WRITTEN PROBLEM :: Rewrite the lines below, putting "toolbar-button" wherever "control-button" appears and leaving everything else the same. Don't include the pictures.

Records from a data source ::
* * * * *
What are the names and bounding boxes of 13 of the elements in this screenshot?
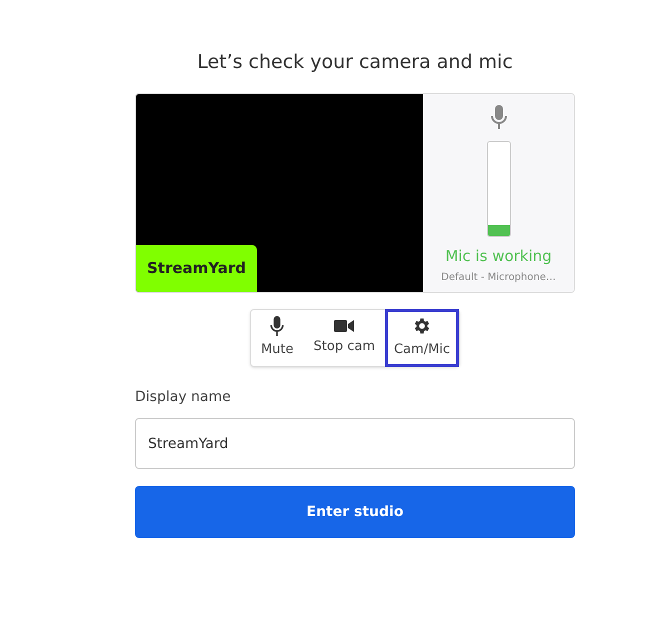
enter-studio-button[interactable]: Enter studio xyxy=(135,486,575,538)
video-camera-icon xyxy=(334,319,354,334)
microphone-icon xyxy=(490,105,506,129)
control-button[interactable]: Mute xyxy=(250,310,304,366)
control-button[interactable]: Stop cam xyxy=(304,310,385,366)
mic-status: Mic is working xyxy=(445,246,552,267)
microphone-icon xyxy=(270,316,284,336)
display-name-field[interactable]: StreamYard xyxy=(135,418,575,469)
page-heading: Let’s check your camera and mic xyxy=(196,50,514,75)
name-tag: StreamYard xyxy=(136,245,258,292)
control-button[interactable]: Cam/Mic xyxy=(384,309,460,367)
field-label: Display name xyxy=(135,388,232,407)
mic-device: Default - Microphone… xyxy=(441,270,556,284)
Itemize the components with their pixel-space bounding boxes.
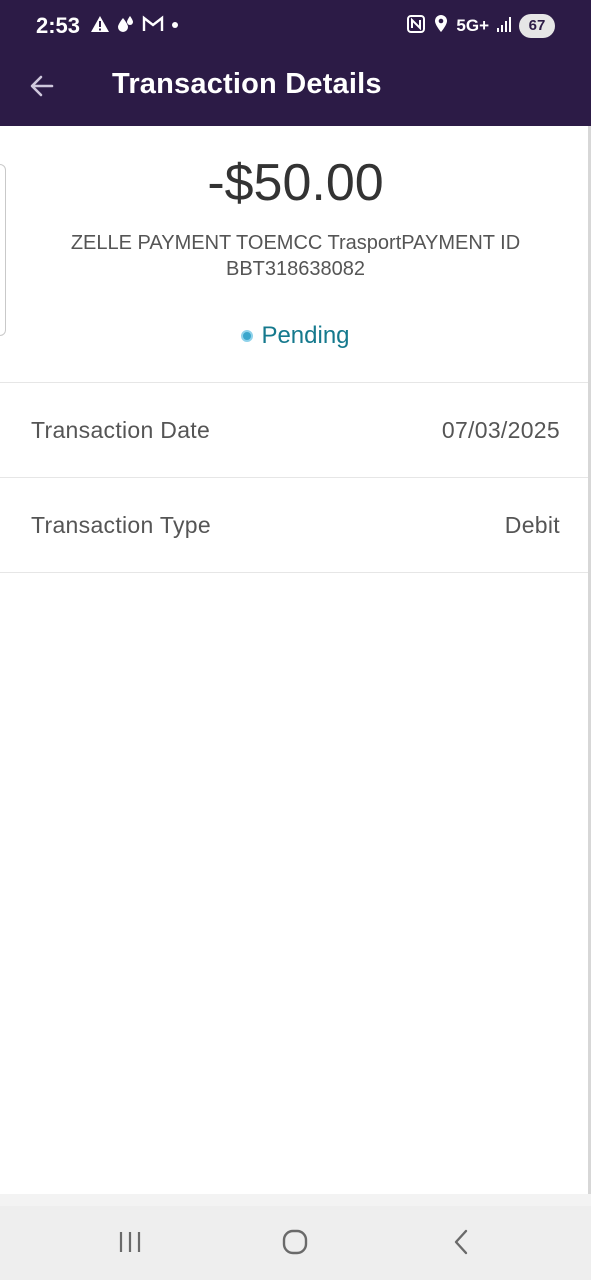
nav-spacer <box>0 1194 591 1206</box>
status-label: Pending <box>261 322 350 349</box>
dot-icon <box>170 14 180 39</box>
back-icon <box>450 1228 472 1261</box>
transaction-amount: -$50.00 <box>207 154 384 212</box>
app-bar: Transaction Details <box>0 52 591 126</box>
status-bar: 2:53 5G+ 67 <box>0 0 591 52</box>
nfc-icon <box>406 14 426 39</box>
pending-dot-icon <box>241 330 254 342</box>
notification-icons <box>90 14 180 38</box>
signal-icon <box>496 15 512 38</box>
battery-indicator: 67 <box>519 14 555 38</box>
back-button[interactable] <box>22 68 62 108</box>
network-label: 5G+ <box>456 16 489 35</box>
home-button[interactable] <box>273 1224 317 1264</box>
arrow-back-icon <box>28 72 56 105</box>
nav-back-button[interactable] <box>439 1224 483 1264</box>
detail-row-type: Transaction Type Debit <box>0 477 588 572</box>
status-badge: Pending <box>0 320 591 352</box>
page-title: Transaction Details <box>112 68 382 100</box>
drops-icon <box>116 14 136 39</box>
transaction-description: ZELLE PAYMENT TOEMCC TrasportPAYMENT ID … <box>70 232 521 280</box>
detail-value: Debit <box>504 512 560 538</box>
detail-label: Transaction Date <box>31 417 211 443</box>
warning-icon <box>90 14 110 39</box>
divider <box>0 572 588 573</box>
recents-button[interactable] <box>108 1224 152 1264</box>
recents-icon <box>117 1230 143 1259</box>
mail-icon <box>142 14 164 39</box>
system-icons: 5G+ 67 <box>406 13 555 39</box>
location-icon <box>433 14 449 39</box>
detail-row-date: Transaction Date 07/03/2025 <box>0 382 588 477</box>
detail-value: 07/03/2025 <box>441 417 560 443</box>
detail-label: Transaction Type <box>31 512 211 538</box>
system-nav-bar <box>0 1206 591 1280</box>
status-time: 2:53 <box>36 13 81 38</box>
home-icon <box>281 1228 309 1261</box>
* * * * *
WRITTEN RESPONSE ::
What are the names and bounding boxes of 13 of the elements in this screenshot?
enter-studio-button[interactable]: Enter studio xyxy=(135,486,575,538)
video-camera-icon xyxy=(334,319,354,334)
microphone-icon xyxy=(490,105,506,129)
toolbar-button[interactable]: Mute xyxy=(250,310,304,366)
toolbar-button[interactable]: Stop cam xyxy=(304,310,385,366)
mic-status: Mic is working xyxy=(445,246,552,267)
microphone-icon xyxy=(270,316,284,336)
display-name-field[interactable]: StreamYard xyxy=(135,418,575,469)
page-heading: Let’s check your camera and mic xyxy=(196,50,514,75)
name-tag: StreamYard xyxy=(136,245,258,292)
toolbar-button[interactable]: Cam/Mic xyxy=(384,309,460,367)
field-label: Display name xyxy=(135,388,232,407)
mic-device: Default - Microphone… xyxy=(441,270,556,284)
Itemize the components with their pixel-space bounding boxes.
nav-spacer <box>0 1194 591 1206</box>
status-label: Pending <box>261 322 350 349</box>
dot-icon <box>170 14 180 39</box>
back-icon <box>450 1228 472 1261</box>
transaction-amount: -$50.00 <box>207 154 384 212</box>
app-bar: Transaction Details <box>0 52 591 126</box>
status-bar: 2:53 5G+ 67 <box>0 0 591 52</box>
nfc-icon <box>406 14 426 39</box>
pending-dot-icon <box>241 330 254 342</box>
notification-icons <box>90 14 180 38</box>
signal-icon <box>496 15 512 38</box>
battery-indicator: 67 <box>519 14 555 38</box>
back-button[interactable] <box>22 68 62 108</box>
network-label: 5G+ <box>456 16 489 35</box>
home-button[interactable] <box>273 1224 317 1264</box>
arrow-back-icon <box>28 72 56 105</box>
nav-back-button[interactable] <box>439 1224 483 1264</box>
detail-row-type: Transaction Type Debit <box>0 477 588 572</box>
status-badge: Pending <box>0 320 591 352</box>
page-title: Transaction Details <box>112 68 382 100</box>
drops-icon <box>116 14 136 39</box>
transaction-description: ZELLE PAYMENT TOEMCC TrasportPAYMENT ID … <box>70 232 521 280</box>
detail-value: Debit <box>504 512 560 538</box>
detail-label: Transaction Date <box>31 417 211 443</box>
warning-icon <box>90 14 110 39</box>
divider <box>0 572 588 573</box>
recents-button[interactable] <box>108 1224 152 1264</box>
recents-icon <box>117 1230 143 1259</box>
mail-icon <box>142 14 164 39</box>
system-icons: 5G+ 67 <box>406 13 555 39</box>
location-icon <box>433 14 449 39</box>
detail-row-date: Transaction Date 07/03/2025 <box>0 382 588 477</box>
detail-value: 07/03/2025 <box>441 417 560 443</box>
detail-label: Transaction Type <box>31 512 211 538</box>
system-nav-bar <box>0 1206 591 1280</box>
status-time: 2:53 <box>36 13 81 38</box>
home-icon <box>281 1228 309 1261</box>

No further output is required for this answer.